Selected text
How to compare a return value of a recursive function with an integer (actual parameter of function)

Question

I need to compare the return value of a recursive function with an integer. Doing recursively the sum of all elements of a list , I have to compare the final sum with an integer "n" giving back TRUE if sum == n , FALSE if sum != n . In addiction to the function have to return FALSE if i'm giving an empty list . Here I report the code to clarify the situation :)

def function(list_of_numbers,int):

   if not list:

     return false # I have to return false if list is empty.

   if len(l) > 0:

     return l[0] + function(list_of_numbers[1:],int) # recursive sum of element

   # and here i'm stuck !

Answer 1

when not l we either got passed an empty list or have reached our base case so compare n to our test number, if you want an empty list to return True change test=-1 to test=0 :

def function(l, n=0, test=-1):
    if not l:
        return n == test
    else:
        n += l[0]
        return function(l[1:], n, test)


In [2]: function([1,2,3],test=6)
Out[2]: True

In [3]: function([1,2,3],test=5)

Provided entries
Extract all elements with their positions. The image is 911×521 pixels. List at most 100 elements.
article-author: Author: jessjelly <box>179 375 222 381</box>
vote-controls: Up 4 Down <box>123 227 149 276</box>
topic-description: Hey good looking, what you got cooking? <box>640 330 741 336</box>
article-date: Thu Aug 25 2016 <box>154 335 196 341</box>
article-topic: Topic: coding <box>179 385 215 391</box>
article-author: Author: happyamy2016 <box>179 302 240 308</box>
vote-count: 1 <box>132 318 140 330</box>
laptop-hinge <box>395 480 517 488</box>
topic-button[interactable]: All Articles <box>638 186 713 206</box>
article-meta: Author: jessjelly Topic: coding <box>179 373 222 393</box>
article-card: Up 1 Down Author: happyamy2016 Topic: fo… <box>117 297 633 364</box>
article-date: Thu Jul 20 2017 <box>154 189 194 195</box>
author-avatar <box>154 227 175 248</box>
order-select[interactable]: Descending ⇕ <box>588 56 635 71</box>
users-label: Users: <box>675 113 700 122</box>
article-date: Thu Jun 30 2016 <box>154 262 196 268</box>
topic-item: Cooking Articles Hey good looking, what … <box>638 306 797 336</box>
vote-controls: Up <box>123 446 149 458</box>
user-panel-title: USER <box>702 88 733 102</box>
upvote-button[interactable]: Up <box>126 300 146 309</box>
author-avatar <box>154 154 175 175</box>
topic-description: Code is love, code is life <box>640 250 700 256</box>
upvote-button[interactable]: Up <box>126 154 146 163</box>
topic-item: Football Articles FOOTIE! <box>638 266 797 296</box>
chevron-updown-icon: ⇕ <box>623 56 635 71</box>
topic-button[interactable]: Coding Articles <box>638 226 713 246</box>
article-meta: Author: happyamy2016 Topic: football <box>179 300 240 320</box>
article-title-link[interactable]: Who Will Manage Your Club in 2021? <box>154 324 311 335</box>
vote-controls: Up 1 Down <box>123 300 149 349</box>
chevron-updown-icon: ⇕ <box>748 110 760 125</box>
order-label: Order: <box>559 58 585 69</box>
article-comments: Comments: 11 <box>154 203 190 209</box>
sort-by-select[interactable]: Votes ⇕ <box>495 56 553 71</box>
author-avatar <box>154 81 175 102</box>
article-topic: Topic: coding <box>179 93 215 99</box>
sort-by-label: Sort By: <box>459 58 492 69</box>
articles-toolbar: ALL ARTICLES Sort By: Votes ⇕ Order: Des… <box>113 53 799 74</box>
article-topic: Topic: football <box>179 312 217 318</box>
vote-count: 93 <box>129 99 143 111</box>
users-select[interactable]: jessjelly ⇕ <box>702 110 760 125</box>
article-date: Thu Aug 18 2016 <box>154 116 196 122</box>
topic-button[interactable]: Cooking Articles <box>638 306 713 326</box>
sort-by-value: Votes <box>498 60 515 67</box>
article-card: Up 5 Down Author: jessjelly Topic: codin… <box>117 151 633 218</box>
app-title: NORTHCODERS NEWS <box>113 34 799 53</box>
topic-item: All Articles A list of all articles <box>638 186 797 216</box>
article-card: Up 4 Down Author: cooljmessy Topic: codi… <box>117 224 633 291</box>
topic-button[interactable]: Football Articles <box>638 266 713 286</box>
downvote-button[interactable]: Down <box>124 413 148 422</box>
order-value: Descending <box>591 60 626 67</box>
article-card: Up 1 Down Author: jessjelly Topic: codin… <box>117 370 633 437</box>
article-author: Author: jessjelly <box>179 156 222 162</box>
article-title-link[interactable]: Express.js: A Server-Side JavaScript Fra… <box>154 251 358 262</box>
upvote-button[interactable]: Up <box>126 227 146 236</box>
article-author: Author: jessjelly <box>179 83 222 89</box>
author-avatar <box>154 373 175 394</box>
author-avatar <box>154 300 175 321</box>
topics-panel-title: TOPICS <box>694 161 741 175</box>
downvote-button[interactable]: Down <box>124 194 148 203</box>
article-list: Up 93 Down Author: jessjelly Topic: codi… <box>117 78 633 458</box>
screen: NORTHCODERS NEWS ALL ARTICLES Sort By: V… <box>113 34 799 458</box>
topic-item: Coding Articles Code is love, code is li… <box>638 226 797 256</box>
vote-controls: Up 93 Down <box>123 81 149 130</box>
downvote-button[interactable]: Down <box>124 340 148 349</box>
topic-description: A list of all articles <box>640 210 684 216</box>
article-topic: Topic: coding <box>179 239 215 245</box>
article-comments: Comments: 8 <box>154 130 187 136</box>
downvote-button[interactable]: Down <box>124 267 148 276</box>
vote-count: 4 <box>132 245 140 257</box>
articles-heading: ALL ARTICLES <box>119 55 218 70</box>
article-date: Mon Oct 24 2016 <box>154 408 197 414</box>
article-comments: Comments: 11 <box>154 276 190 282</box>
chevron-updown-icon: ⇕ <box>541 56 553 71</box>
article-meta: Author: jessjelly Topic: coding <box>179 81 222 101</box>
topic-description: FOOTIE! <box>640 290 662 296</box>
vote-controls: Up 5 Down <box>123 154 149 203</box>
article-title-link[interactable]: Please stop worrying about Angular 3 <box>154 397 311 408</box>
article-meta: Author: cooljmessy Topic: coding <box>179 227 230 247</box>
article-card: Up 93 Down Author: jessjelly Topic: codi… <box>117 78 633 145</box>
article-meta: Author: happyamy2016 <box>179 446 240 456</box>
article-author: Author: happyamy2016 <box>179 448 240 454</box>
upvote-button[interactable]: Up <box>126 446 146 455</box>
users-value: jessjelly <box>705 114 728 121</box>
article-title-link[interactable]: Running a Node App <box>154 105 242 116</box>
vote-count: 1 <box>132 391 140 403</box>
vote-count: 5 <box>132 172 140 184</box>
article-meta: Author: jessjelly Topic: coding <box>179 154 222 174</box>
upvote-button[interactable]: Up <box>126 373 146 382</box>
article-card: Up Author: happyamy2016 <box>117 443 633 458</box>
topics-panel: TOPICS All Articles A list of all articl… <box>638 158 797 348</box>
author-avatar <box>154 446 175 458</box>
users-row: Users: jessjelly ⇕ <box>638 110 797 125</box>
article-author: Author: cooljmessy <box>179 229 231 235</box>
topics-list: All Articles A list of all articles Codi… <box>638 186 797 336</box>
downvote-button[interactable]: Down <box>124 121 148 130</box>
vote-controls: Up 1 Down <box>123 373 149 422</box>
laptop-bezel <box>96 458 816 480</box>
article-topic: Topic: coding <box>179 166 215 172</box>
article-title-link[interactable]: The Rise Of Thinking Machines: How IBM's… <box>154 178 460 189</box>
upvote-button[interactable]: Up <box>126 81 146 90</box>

Task set
(1) Return every line from the rows that contains the string "date".
(2) Write what comes next in the forum thread on comparing a recursive function's sum with an integer, starting right after its last line.

Answer set
(1)
article-date: Thu Aug 25 2016 <box>154 335 196 341</box>
article-date: Thu Jul 20 2017 <box>154 189 194 195</box>
article-date: Thu Jun 30 2016 <box>154 262 196 268</box>
article-date: Thu Aug 18 2016 <box>154 116 196 122</box>
article-date: Mon Oct 24 2016 <box>154 408 197 414</box>

(2)
Out[3]: False

In [4]: function([1,2,3])
Out[4]: False

In [5]: function([])
Out[5]: False

If you want an empty list to return False you can check how many times the function has been called and either compare n to test or return False :

def function(l, n=0, test=0, calls=0):
    if not l:
        return n == test if calls > 0 else False
    else:
        n += l[0]
        calls += 1
        return function(l[1:], n, test,calls)

If you just want to pass a single argument the number to test against:

def function(l, test, n=0, calls=0):
    if not l and calls == 0: # changed for jython
        return False
    if not l:
        return n == test 
    else:
        n += l[0]
        calls += 1
        return function(l[1:],test,n, calls)